Dataset records.

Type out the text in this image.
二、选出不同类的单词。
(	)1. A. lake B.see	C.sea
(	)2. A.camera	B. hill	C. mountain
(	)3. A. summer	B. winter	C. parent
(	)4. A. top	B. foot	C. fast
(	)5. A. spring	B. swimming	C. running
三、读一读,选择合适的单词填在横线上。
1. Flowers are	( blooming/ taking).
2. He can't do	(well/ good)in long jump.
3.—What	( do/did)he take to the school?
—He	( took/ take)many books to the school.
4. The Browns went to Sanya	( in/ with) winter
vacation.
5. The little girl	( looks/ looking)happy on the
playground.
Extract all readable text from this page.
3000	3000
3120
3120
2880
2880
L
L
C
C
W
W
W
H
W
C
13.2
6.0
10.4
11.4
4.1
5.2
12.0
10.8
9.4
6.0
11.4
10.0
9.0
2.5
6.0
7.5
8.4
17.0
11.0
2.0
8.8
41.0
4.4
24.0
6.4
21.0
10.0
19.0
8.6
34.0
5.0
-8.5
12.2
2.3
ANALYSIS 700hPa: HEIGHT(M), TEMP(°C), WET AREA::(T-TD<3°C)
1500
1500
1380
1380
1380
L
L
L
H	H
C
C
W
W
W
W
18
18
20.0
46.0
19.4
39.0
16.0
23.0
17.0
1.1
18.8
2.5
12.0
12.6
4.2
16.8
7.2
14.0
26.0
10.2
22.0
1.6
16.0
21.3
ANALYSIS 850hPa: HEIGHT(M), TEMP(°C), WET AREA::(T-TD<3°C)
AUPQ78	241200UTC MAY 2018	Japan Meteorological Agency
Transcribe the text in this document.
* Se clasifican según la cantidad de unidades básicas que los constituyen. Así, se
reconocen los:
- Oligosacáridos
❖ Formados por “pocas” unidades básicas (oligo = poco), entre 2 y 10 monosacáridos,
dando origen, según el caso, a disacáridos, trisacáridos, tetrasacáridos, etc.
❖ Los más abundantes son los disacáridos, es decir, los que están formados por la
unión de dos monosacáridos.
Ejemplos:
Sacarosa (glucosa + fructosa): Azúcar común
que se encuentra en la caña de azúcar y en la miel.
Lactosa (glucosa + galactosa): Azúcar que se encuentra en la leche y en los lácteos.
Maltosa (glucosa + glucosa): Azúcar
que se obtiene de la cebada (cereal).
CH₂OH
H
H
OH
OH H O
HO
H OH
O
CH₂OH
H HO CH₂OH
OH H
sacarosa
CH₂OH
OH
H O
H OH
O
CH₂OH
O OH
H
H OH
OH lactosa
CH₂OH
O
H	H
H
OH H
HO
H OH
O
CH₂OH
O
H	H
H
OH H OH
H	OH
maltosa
==
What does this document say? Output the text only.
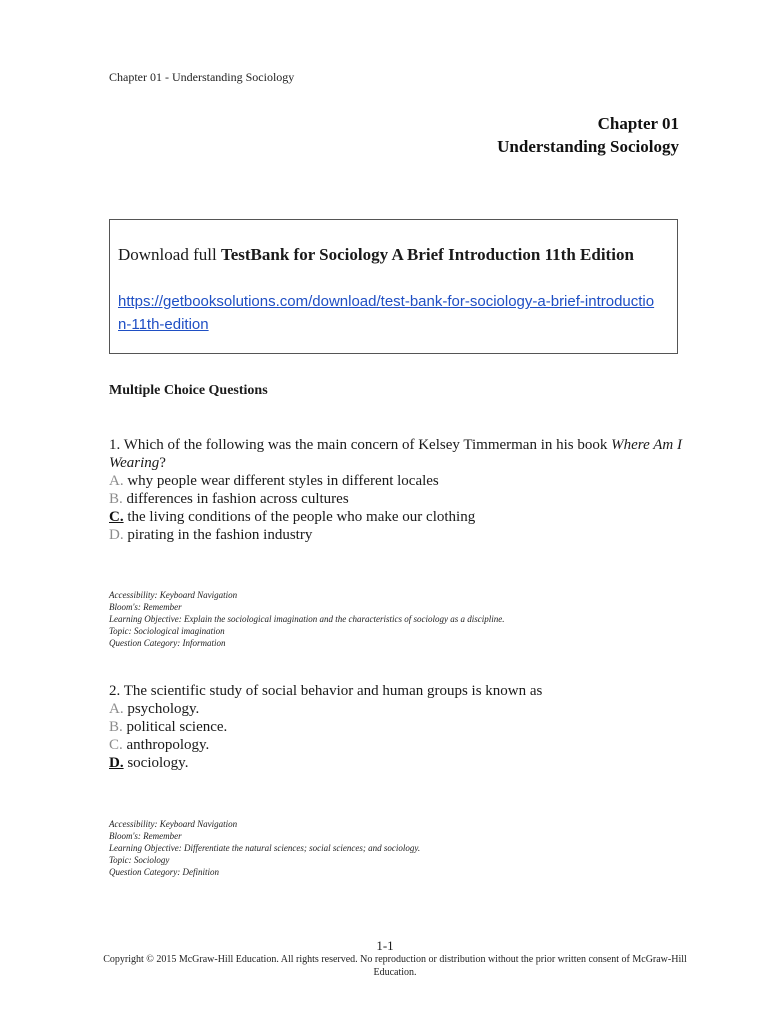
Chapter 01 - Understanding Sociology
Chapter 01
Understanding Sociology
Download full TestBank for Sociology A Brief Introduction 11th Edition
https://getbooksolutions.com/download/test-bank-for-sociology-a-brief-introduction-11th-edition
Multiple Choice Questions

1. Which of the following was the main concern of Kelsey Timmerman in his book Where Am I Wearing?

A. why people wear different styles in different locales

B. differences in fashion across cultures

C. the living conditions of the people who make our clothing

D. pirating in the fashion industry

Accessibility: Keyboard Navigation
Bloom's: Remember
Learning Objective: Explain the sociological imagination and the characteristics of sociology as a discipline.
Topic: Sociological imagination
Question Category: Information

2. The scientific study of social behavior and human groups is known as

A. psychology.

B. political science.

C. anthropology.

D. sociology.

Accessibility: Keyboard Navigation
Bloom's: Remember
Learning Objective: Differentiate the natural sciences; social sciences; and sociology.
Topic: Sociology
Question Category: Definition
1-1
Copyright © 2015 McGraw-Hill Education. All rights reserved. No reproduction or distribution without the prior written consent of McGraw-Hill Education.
* * *
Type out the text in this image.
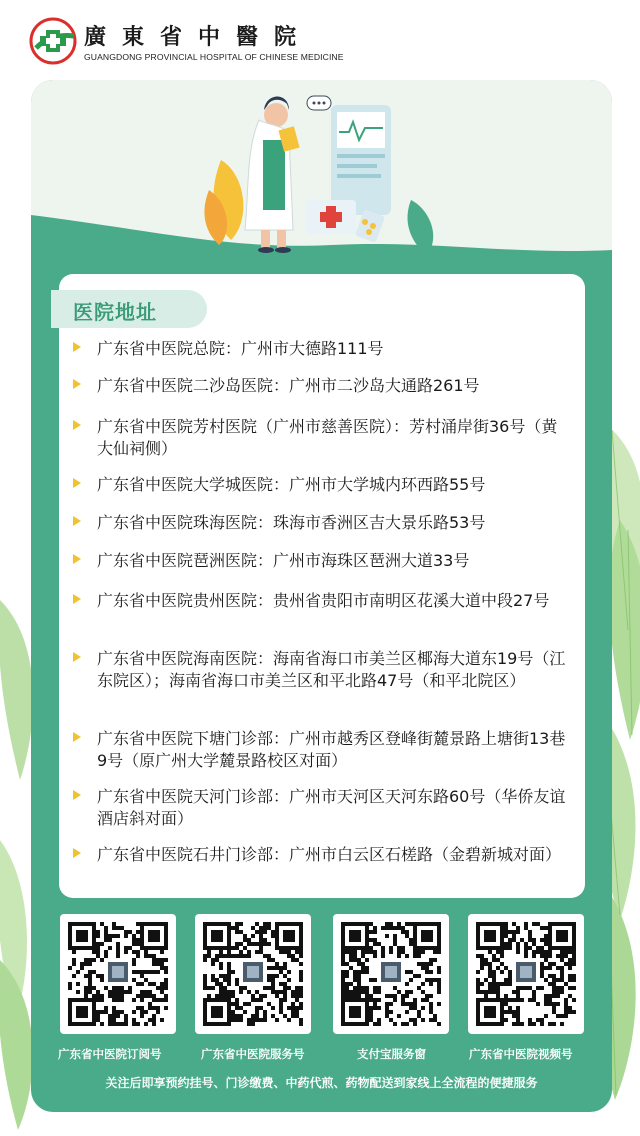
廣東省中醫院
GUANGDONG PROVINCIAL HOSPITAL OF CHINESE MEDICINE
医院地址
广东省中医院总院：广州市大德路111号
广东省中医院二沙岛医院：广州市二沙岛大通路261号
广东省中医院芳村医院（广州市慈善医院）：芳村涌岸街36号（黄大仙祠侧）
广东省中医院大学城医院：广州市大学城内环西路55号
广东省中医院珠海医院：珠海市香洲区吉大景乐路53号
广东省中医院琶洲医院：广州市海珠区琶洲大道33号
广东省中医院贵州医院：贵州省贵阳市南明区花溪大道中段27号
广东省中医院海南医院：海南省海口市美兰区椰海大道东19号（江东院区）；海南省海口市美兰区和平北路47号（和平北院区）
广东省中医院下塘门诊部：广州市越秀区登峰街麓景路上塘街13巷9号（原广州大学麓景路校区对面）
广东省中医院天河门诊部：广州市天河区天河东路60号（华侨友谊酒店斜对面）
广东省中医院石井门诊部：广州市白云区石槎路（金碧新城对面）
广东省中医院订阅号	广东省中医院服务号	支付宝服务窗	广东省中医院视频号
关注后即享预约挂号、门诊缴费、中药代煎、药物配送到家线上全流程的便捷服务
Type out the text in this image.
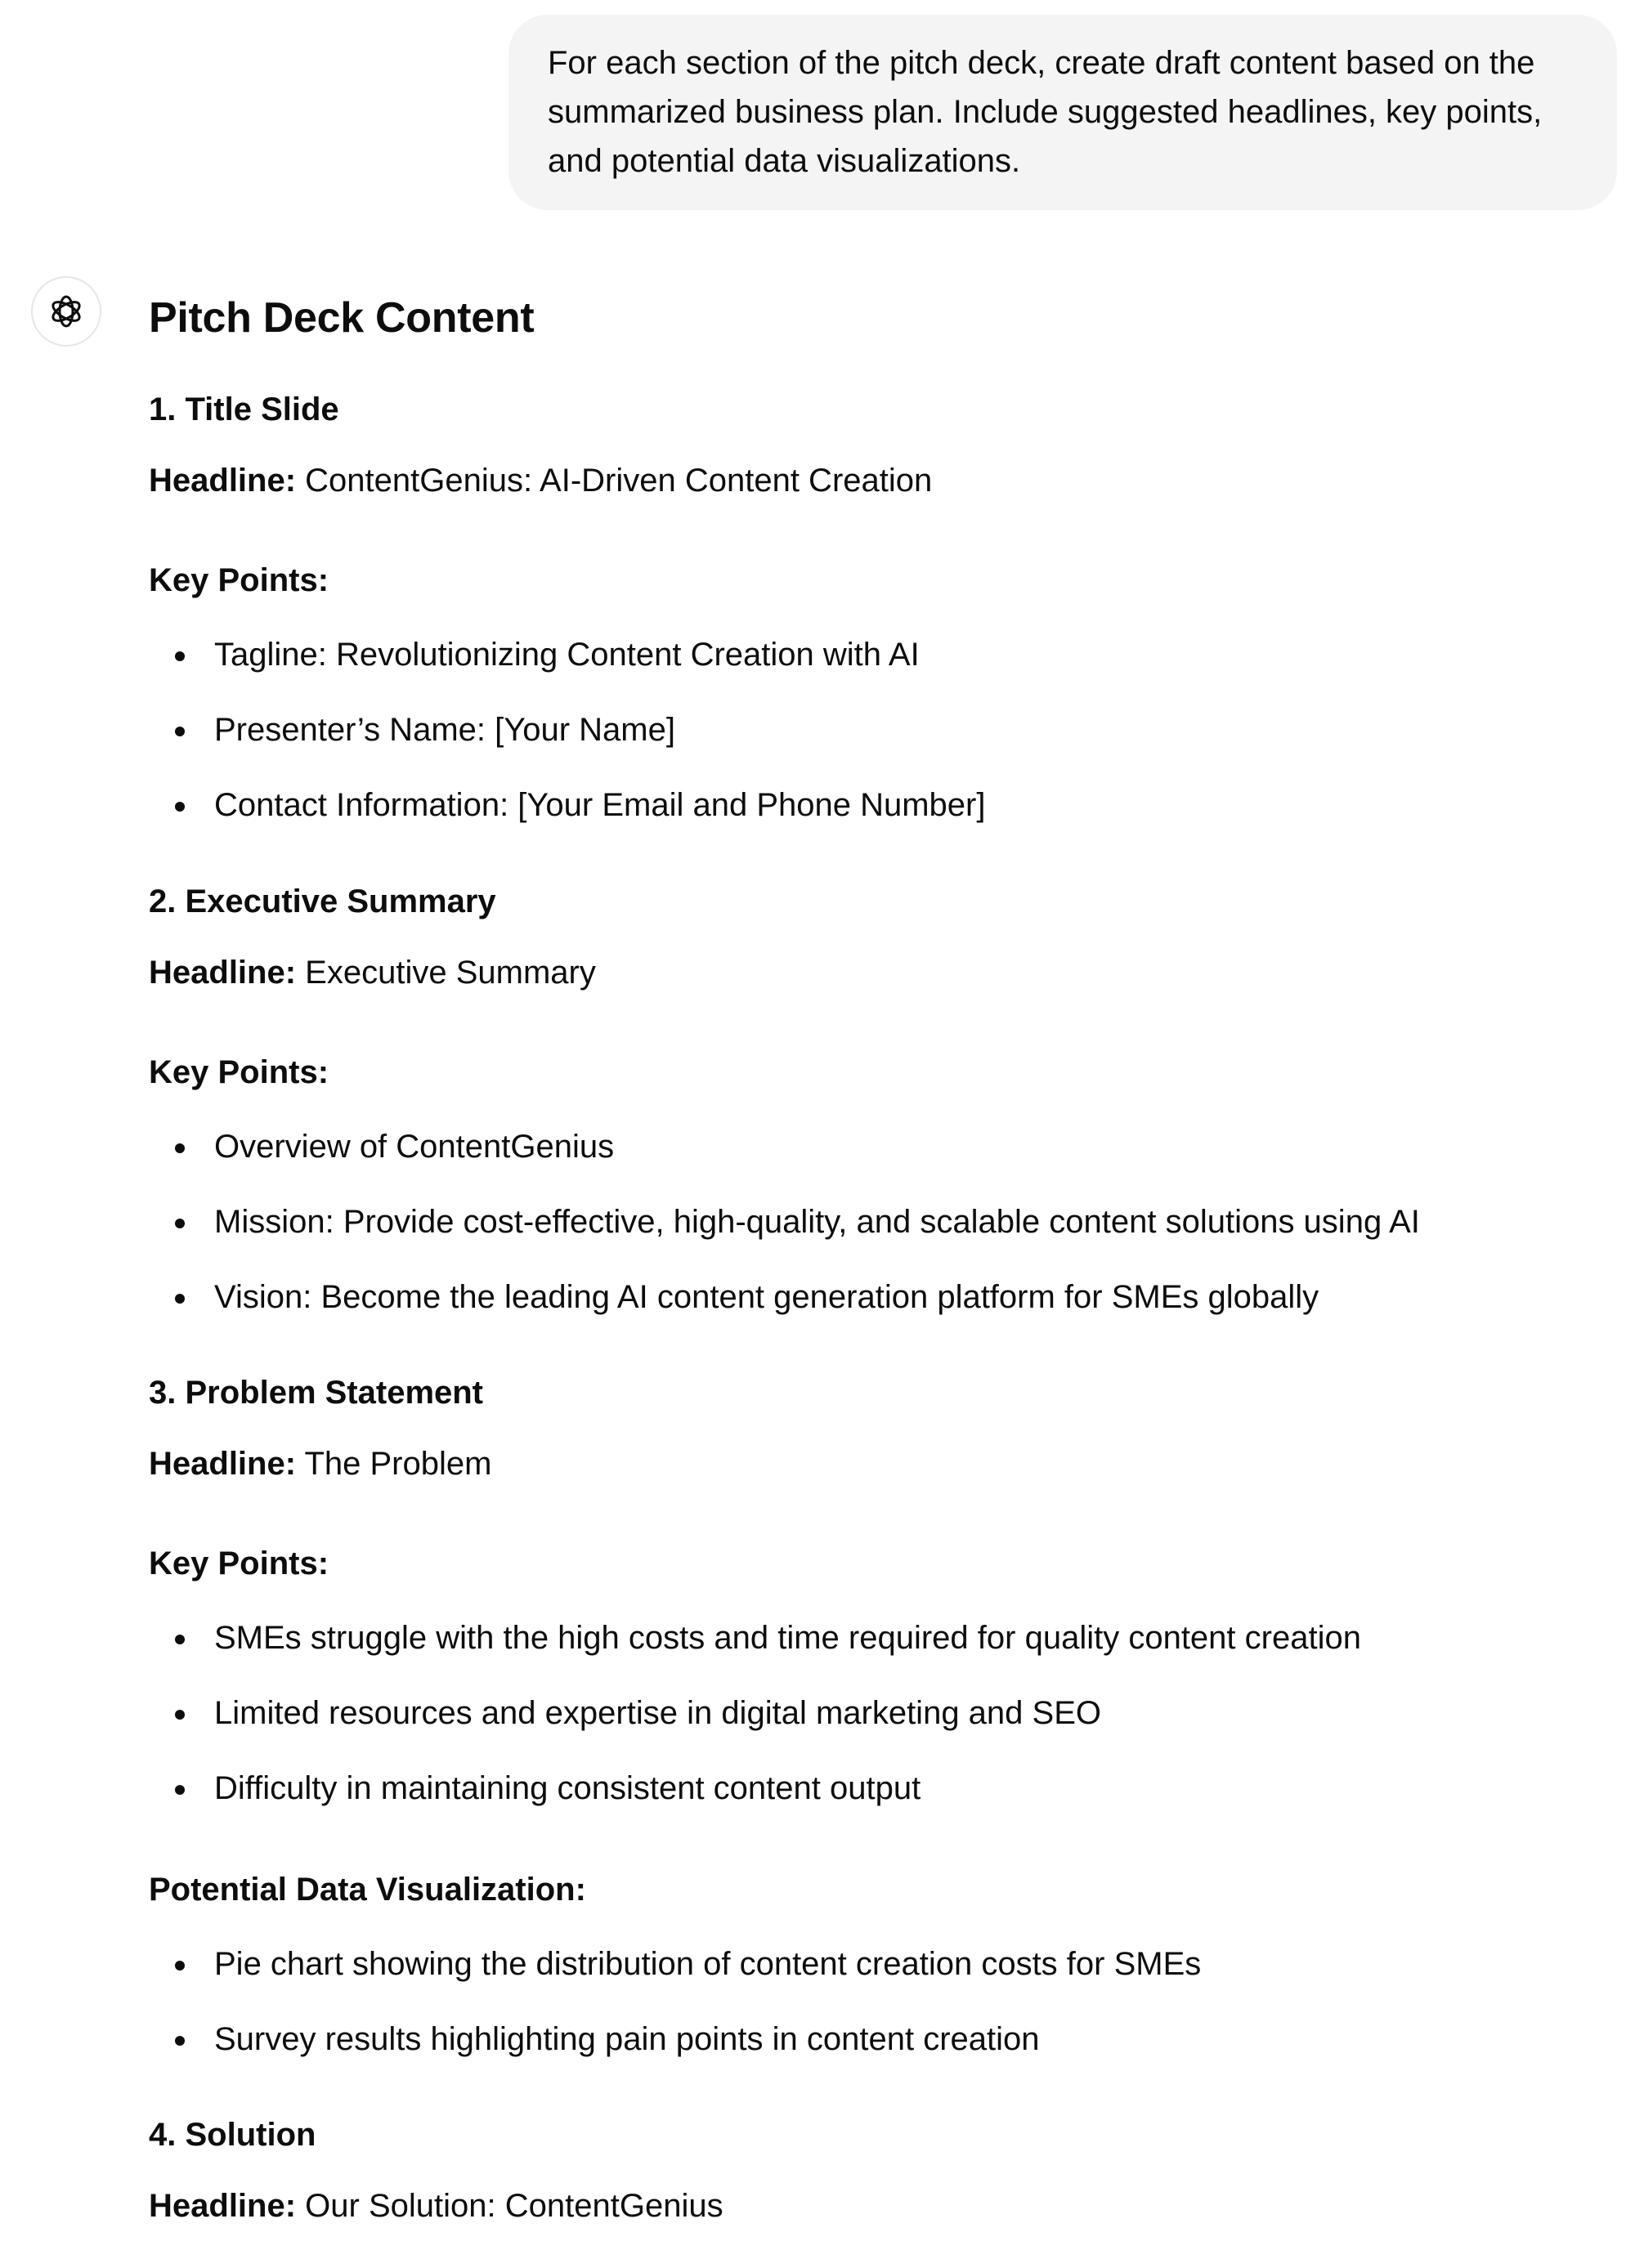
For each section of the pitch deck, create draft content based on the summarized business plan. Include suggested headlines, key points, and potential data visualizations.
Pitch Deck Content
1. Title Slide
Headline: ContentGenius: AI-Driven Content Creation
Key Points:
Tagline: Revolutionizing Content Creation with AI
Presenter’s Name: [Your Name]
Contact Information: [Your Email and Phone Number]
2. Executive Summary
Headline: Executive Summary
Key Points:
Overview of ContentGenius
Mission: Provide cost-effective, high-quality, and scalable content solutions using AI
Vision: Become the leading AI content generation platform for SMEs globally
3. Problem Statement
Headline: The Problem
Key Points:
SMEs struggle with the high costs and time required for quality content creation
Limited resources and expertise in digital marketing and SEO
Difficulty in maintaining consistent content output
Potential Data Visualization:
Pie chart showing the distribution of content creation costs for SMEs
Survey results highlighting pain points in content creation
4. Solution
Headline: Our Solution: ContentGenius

What this task involves.
All lines above with "Chapter" in them should be returned.

Complete answer.
Chapter 01 - Understanding Sociology
Chapter 01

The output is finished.